> _Input rows_
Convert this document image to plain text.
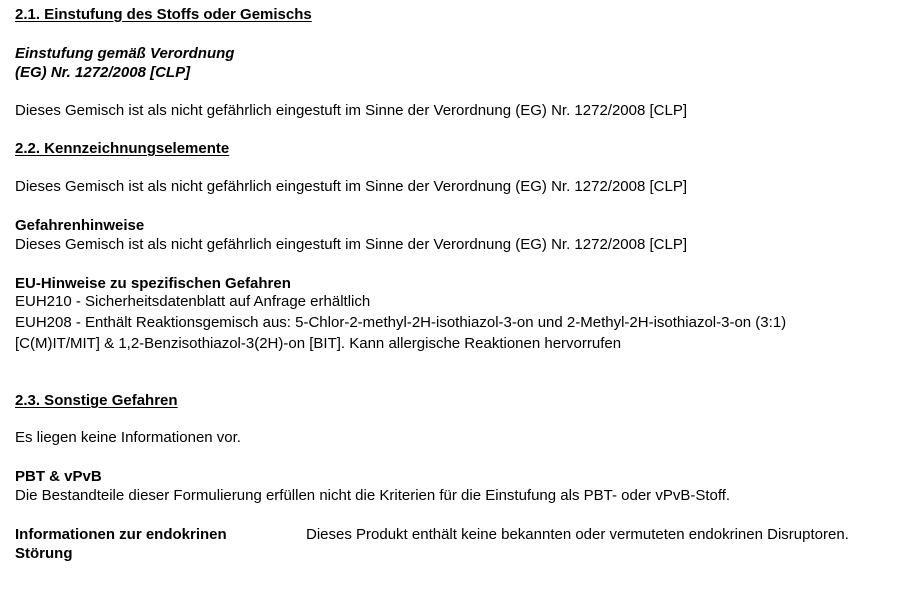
2.1. Einstufung des Stoffs oder Gemischs
Einstufung gemäß Verordnung
(EG) Nr. 1272/2008 [CLP]
Dieses Gemisch ist als nicht gefährlich eingestuft im Sinne der Verordnung (EG) Nr. 1272/2008 [CLP]
2.2. Kennzeichnungselemente
Dieses Gemisch ist als nicht gefährlich eingestuft im Sinne der Verordnung (EG) Nr. 1272/2008 [CLP]
Gefahrenhinweise
Dieses Gemisch ist als nicht gefährlich eingestuft im Sinne der Verordnung (EG) Nr. 1272/2008 [CLP]
EU-Hinweise zu spezifischen Gefahren
EUH210 - Sicherheitsdatenblatt auf Anfrage erhältlich
EUH208 - Enthält Reaktionsgemisch aus: 5-Chlor-2-methyl-2H-isothiazol-3-on und 2-Methyl-2H-isothiazol-3-on (3:1)
[C(M)IT/MIT] & 1,2-Benzisothiazol-3(2H)-on [BIT]. Kann allergische Reaktionen hervorrufen
2.3. Sonstige Gefahren
Es liegen keine Informationen vor.
PBT & vPvB
Die Bestandteile dieser Formulierung erfüllen nicht die Kriterien für die Einstufung als PBT- oder vPvB-Stoff.
Informationen zur endokrinen
Störung
Dieses Produkt enthält keine bekannten oder vermuteten endokrinen Disruptoren.
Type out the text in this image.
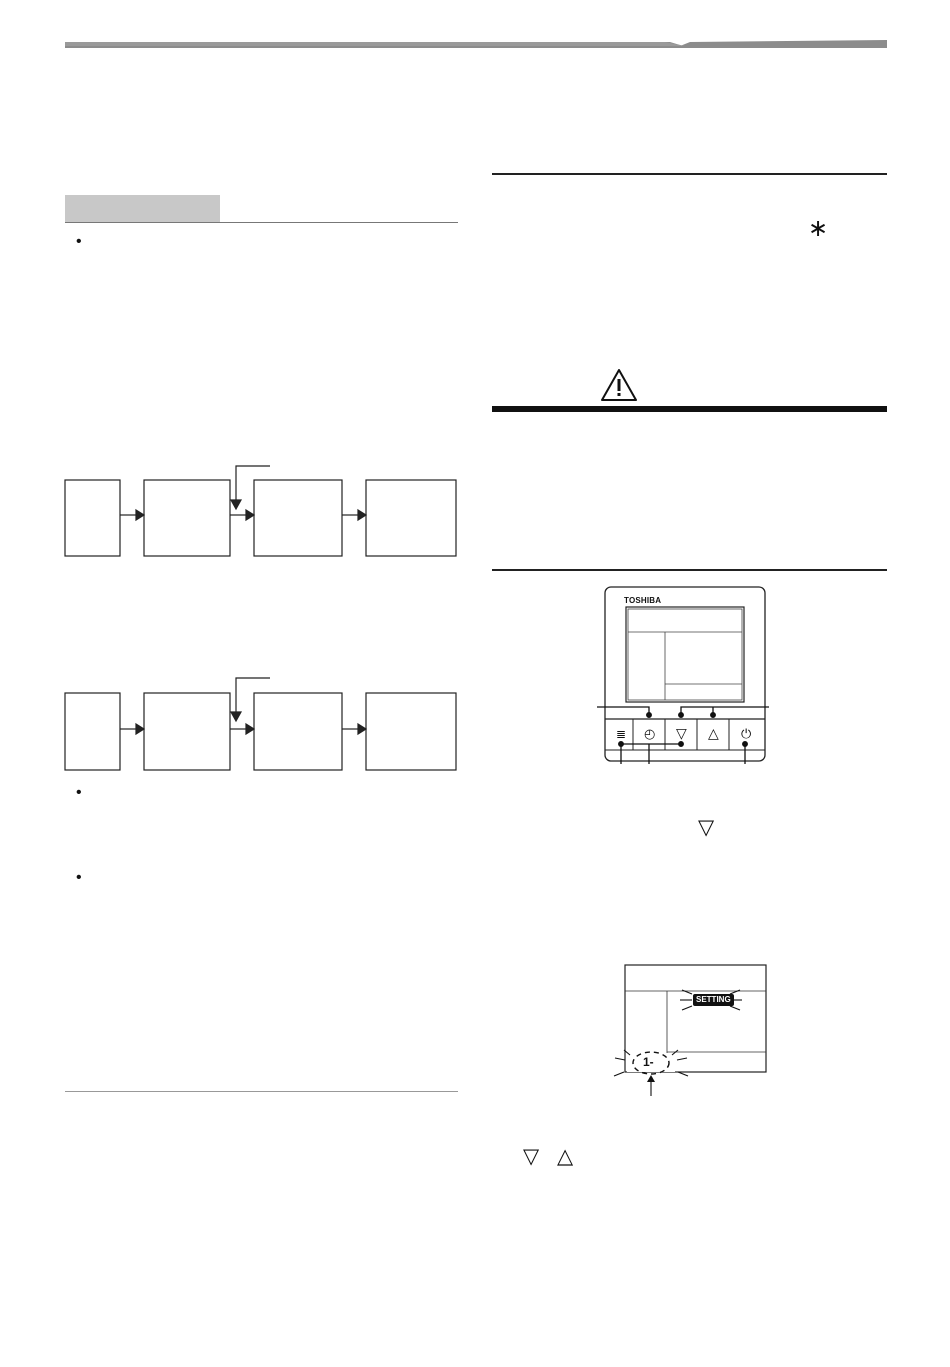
•
•
•
∗
TOSHIBA
≣ ◴ ▽ △ ⏻
▽
SETTING
1-
▽ △
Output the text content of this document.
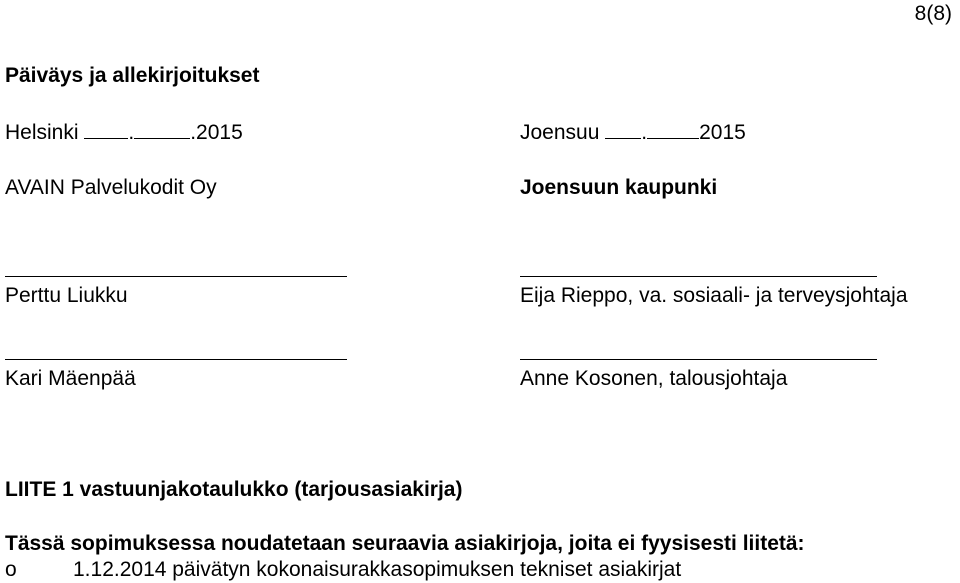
8(8)
Päiväys ja allekirjoitukset
Helsinki .	.2015	Joensuu . 2015
AVAIN Palvelukodit Oy	Joensuun kaupunki
Perttu Liukku	Eija Rieppo, va. sosiaali- ja terveysjohtaja
Kari Mäenpää	Anne Kosonen, talousjohtaja
LIITE 1 vastuunjakotaulukko (tarjousasiakirja)
Tässä sopimuksessa noudatetaan seuraavia asiakirjoja, joita ei fyysisesti liitetä:
o	1.12.2014 päivätyn kokonaisurakkasopimuksen tekniset asiakirjat
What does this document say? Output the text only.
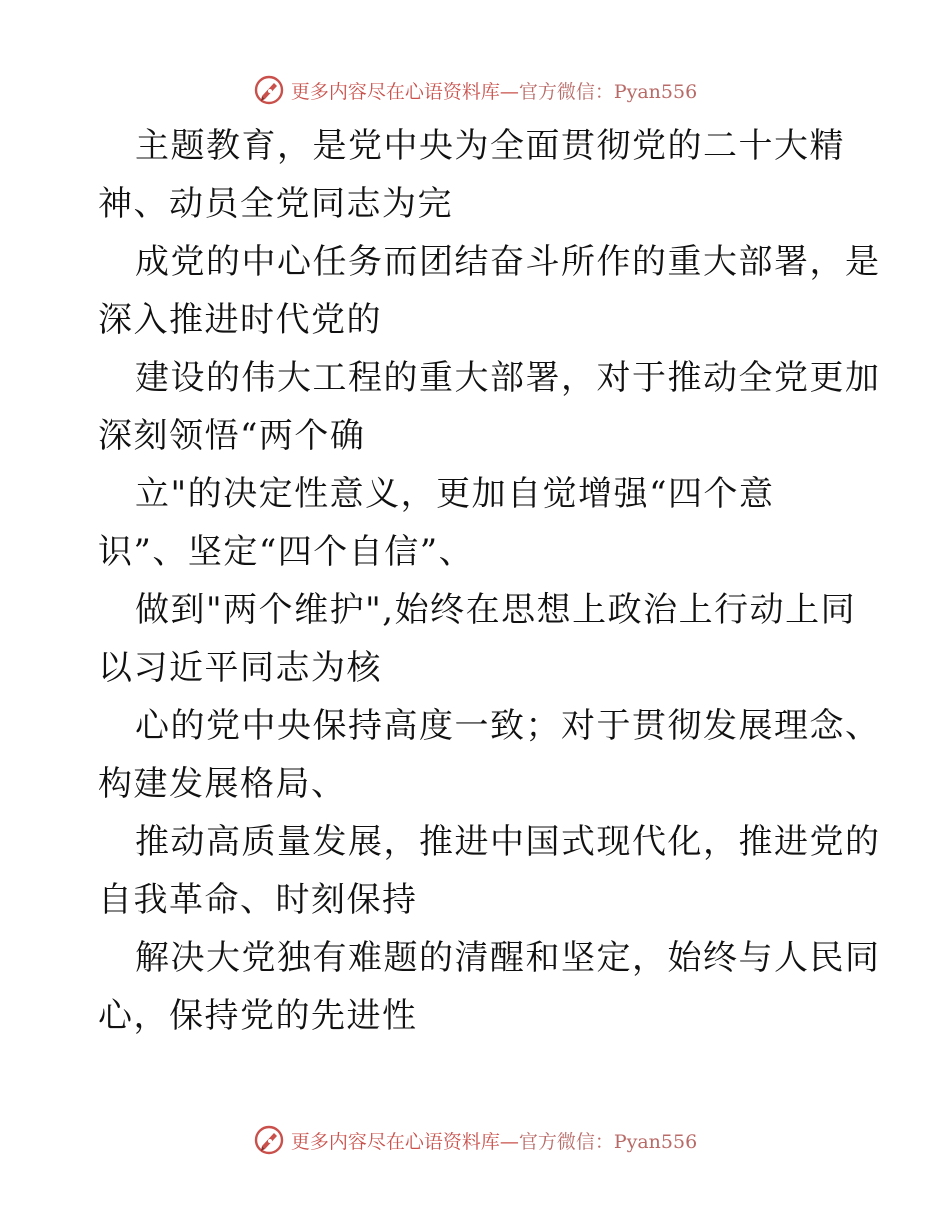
更多内容尽在心语资料库—官方微信：Pyan556
主题教育，是党中央为全面贯彻党的二十大精
神、动员全党同志为完
成党的中心任务而团结奋斗所作的重大部署，是
深入推进时代党的
建设的伟大工程的重大部署，对于推动全党更加
深刻领悟“两个确
立"的决定性意义，更加自觉增强“四个意
识”、坚定“四个自信”、
做到"两个维护",始终在思想上政治上行动上同
以习近平同志为核
心的党中央保持高度一致；对于贯彻发展理念、
构建发展格局、
推动高质量发展，推进中国式现代化，推进党的
自我革命、时刻保持
解决大党独有难题的清醒和坚定，始终与人民同
心，保持党的先进性
更多内容尽在心语资料库—官方微信：Pyan556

> _Instruction_
Copy out all the records exactly, excluding pictures.

> _Output of the task_
Convert this document image to plain text.
2.1. Einstufung des Stoffs oder Gemischs
Einstufung gemäß Verordnung
(EG) Nr. 1272/2008 [CLP]
Dieses Gemisch ist als nicht gefährlich eingestuft im Sinne der Verordnung (EG) Nr. 1272/2008 [CLP]
2.2. Kennzeichnungselemente
Dieses Gemisch ist als nicht gefährlich eingestuft im Sinne der Verordnung (EG) Nr. 1272/2008 [CLP]
Gefahrenhinweise
Dieses Gemisch ist als nicht gefährlich eingestuft im Sinne der Verordnung (EG) Nr. 1272/2008 [CLP]
EU-Hinweise zu spezifischen Gefahren
EUH210 - Sicherheitsdatenblatt auf Anfrage erhältlich
EUH208 - Enthält Reaktionsgemisch aus: 5-Chlor-2-methyl-2H-isothiazol-3-on und 2-Methyl-2H-isothiazol-3-on (3:1)
[C(M)IT/MIT] & 1,2-Benzisothiazol-3(2H)-on [BIT]. Kann allergische Reaktionen hervorrufen
2.3. Sonstige Gefahren
Es liegen keine Informationen vor.
PBT & vPvB
Die Bestandteile dieser Formulierung erfüllen nicht die Kriterien für die Einstufung als PBT- oder vPvB-Stoff.
Informationen zur endokrinen
Störung
Dieses Produkt enthält keine bekannten oder vermuteten endokrinen Disruptoren.
Type out the text in this image.
•
•
•
∗
TOSHIBA
≣ ◴ ▽ △ ⏻
▽
SETTING
1-
▽ △
Output the text content of this document.
8(8)
Päiväys ja allekirjoitukset
Helsinki .	.2015	Joensuu . 2015
AVAIN Palvelukodit Oy	Joensuun kaupunki
Perttu Liukku	Eija Rieppo, va. sosiaali- ja terveysjohtaja
Kari Mäenpää	Anne Kosonen, talousjohtaja
LIITE 1 vastuunjakotaulukko (tarjousasiakirja)
Tässä sopimuksessa noudatetaan seuraavia asiakirjoja, joita ei fyysisesti liitetä:
o	1.12.2014 päivätyn kokonaisurakkasopimuksen tekniset asiakirjat
What does this document say? Output the text only.
更多内容尽在心语资料库—官方微信：Pyan556
主题教育，是党中央为全面贯彻党的二十大精
神、动员全党同志为完
成党的中心任务而团结奋斗所作的重大部署，是
深入推进时代党的
建设的伟大工程的重大部署，对于推动全党更加
深刻领悟“两个确
立"的决定性意义，更加自觉增强“四个意
识”、坚定“四个自信”、
做到"两个维护",始终在思想上政治上行动上同
以习近平同志为核
心的党中央保持高度一致；对于贯彻发展理念、
构建发展格局、
推动高质量发展，推进中国式现代化，推进党的
自我革命、时刻保持
解决大党独有难题的清醒和坚定，始终与人民同
心，保持党的先进性
更多内容尽在心语资料库—官方微信：Pyan556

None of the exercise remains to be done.